## BEGIN

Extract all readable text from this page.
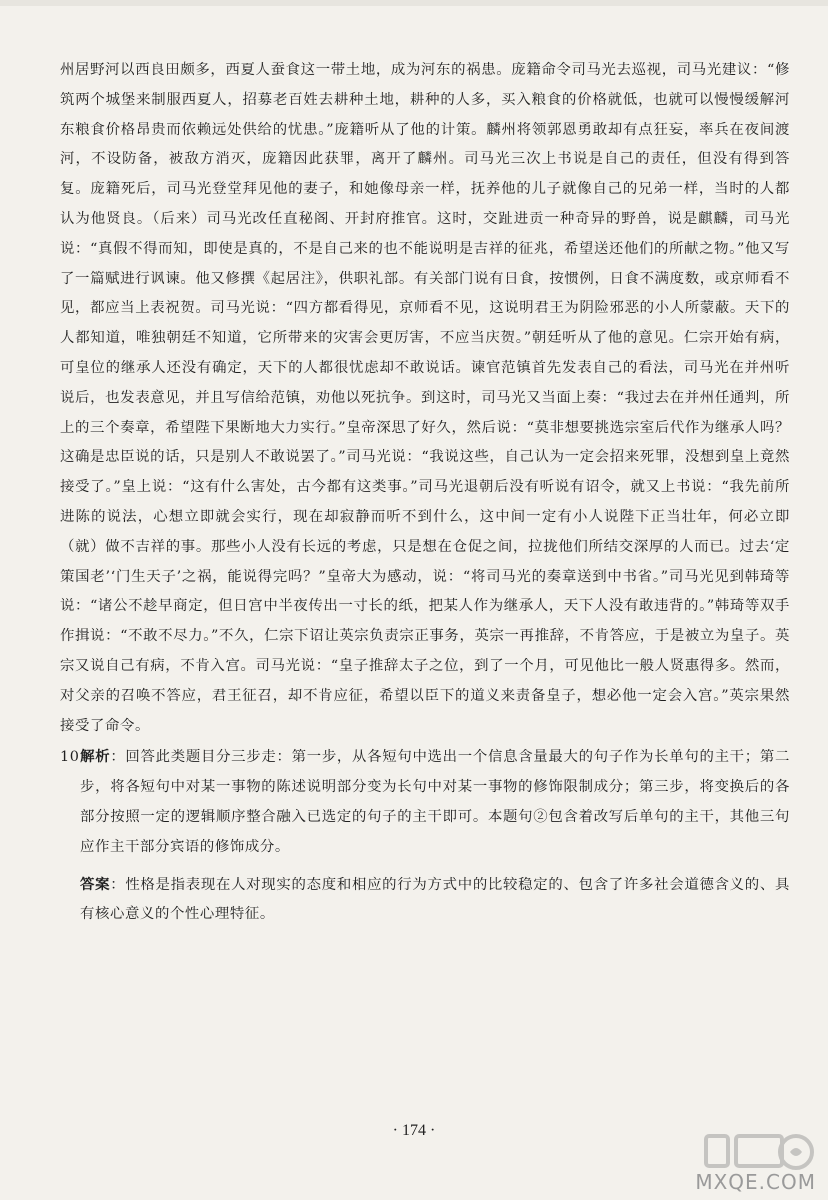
州居野河以西良田颇多，西夏人蚕食这一带土地，成为河东的祸患。庞籍命令司马光去巡视，司马光建议：“修筑两个城堡来制服西夏人，招募老百姓去耕种土地，耕种的人多，买入粮食的价格就低，也就可以慢慢缓解河东粮食价格昂贵而依赖远处供给的忧患。”庞籍听从了他的计策。麟州将领郭恩勇敢却有点狂妄，率兵在夜间渡河，不设防备，被敌方消灭，庞籍因此获罪，离开了麟州。司马光三次上书说是自己的责任，但没有得到答复。庞籍死后，司马光登堂拜见他的妻子，和她像母亲一样，抚养他的儿子就像自己的兄弟一样，当时的人都认为他贤良。（后来）司马光改任直秘阁、开封府推官。这时，交趾进贡一种奇异的野兽，说是麒麟，司马光说：“真假不得而知，即使是真的，不是自己来的也不能说明是吉祥的征兆，希望送还他们的所献之物。”他又写了一篇赋进行讽谏。他又修撰《起居注》，供职礼部。有关部门说有日食，按惯例，日食不满度数，或京师看不见，都应当上表祝贺。司马光说：“四方都看得见，京师看不见，这说明君王为阴险邪恶的小人所蒙蔽。天下的人都知道，唯独朝廷不知道，它所带来的灾害会更厉害，不应当庆贺。”朝廷听从了他的意见。仁宗开始有病，可皇位的继承人还没有确定，天下的人都很忧虑却不敢说话。谏官范镇首先发表自己的看法，司马光在并州听说后，也发表意见，并且写信给范镇，劝他以死抗争。到这时，司马光又当面上奏：“我过去在并州任通判，所上的三个奏章，希望陛下果断地大力实行。”皇帝深思了好久，然后说：“莫非想要挑选宗室后代作为继承人吗？这确是忠臣说的话，只是别人不敢说罢了。”司马光说：“我说这些，自己认为一定会招来死罪，没想到皇上竟然接受了。”皇上说：“这有什么害处，古今都有这类事。”司马光退朝后没有听说有诏令，就又上书说：“我先前所进陈的说法，心想立即就会实行，现在却寂静而听不到什么，这中间一定有小人说陛下正当壮年，何必立即（就）做不吉祥的事。那些小人没有长远的考虑，只是想在仓促之间，拉拢他们所结交深厚的人而已。过去‘定策国老’‘门生天子’之祸，能说得完吗？”皇帝大为感动，说：“将司马光的奏章送到中书省。”司马光见到韩琦等说：“诸公不趁早商定，但日宫中半夜传出一寸长的纸，把某人作为继承人，天下人没有敢违背的。”韩琦等双手作揖说：“不敢不尽力。”不久，仁宗下诏让英宗负责宗正事务，英宗一再推辞，不肯答应，于是被立为皇子。英宗又说自己有病，不肯入宫。司马光说：“皇子推辞太子之位，到了一个月，可见他比一般人贤惠得多。然而，对父亲的召唤不答应，君王征召，却不肯应征，希望以臣下的道义来责备皇子，想必他一定会入宫。”英宗果然接受了命令。

10.解析：回答此类题目分三步走：第一步，从各短句中选出一个信息含量最大的句子作为长单句的主干；第二步，将各短句中对某一事物的陈述说明部分变为长句中对某一事物的修饰限制成分；第三步，将变换后的各部分按照一定的逻辑顺序整合融入已选定的句子的主干即可。本题句②包含着改写后单句的主干，其他三句应作主干部分宾语的修饰成分。

答案：性格是指表现在人对现实的态度和相应的行为方式中的比较稳定的、包含了许多社会道德含义的、具有核心意义的个性心理特征。

· 174 ·
MXQE.COM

## END

*Goal*. Do not include the images; transcribe the rest of the listing exactly.

*Problem solution*.
Extract all readable text from this page.
州居野河以西良田颇多，西夏人蚕食这一带土地，成为河东的祸患。庞籍命令司马光去巡视，司马光建议：“修筑两个城堡来制服西夏人，招募老百姓去耕种土地，耕种的人多，买入粮食的价格就低，也就可以慢慢缓解河东粮食价格昂贵而依赖远处供给的忧患。”庞籍听从了他的计策。麟州将领郭恩勇敢却有点狂妄，率兵在夜间渡河，不设防备，被敌方消灭，庞籍因此获罪，离开了麟州。司马光三次上书说是自己的责任，但没有得到答复。庞籍死后，司马光登堂拜见他的妻子，和她像母亲一样，抚养他的儿子就像自己的兄弟一样，当时的人都认为他贤良。（后来）司马光改任直秘阁、开封府推官。这时，交趾进贡一种奇异的野兽，说是麒麟，司马光说：“真假不得而知，即使是真的，不是自己来的也不能说明是吉祥的征兆，希望送还他们的所献之物。”他又写了一篇赋进行讽谏。他又修撰《起居注》，供职礼部。有关部门说有日食，按惯例，日食不满度数，或京师看不见，都应当上表祝贺。司马光说：“四方都看得见，京师看不见，这说明君王为阴险邪恶的小人所蒙蔽。天下的人都知道，唯独朝廷不知道，它所带来的灾害会更厉害，不应当庆贺。”朝廷听从了他的意见。仁宗开始有病，可皇位的继承人还没有确定，天下的人都很忧虑却不敢说话。谏官范镇首先发表自己的看法，司马光在并州听说后，也发表意见，并且写信给范镇，劝他以死抗争。到这时，司马光又当面上奏：“我过去在并州任通判，所上的三个奏章，希望陛下果断地大力实行。”皇帝深思了好久，然后说：“莫非想要挑选宗室后代作为继承人吗？这确是忠臣说的话，只是别人不敢说罢了。”司马光说：“我说这些，自己认为一定会招来死罪，没想到皇上竟然接受了。”皇上说：“这有什么害处，古今都有这类事。”司马光退朝后没有听说有诏令，就又上书说：“我先前所进陈的说法，心想立即就会实行，现在却寂静而听不到什么，这中间一定有小人说陛下正当壮年，何必立即（就）做不吉祥的事。那些小人没有长远的考虑，只是想在仓促之间，拉拢他们所结交深厚的人而已。过去‘定策国老’‘门生天子’之祸，能说得完吗？”皇帝大为感动，说：“将司马光的奏章送到中书省。”司马光见到韩琦等说：“诸公不趁早商定，但日宫中半夜传出一寸长的纸，把某人作为继承人，天下人没有敢违背的。”韩琦等双手作揖说：“不敢不尽力。”不久，仁宗下诏让英宗负责宗正事务，英宗一再推辞，不肯答应，于是被立为皇子。英宗又说自己有病，不肯入宫。司马光说：“皇子推辞太子之位，到了一个月，可见他比一般人贤惠得多。然而，对父亲的召唤不答应，君王征召，却不肯应征，希望以臣下的道义来责备皇子，想必他一定会入宫。”英宗果然接受了命令。

10.解析：回答此类题目分三步走：第一步，从各短句中选出一个信息含量最大的句子作为长单句的主干；第二步，将各短句中对某一事物的陈述说明部分变为长句中对某一事物的修饰限制成分；第三步，将变换后的各部分按照一定的逻辑顺序整合融入已选定的句子的主干即可。本题句②包含着改写后单句的主干，其他三句应作主干部分宾语的修饰成分。

答案：性格是指表现在人对现实的态度和相应的行为方式中的比较稳定的、包含了许多社会道德含义的、具有核心意义的个性心理特征。

· 174 ·
MXQE.COM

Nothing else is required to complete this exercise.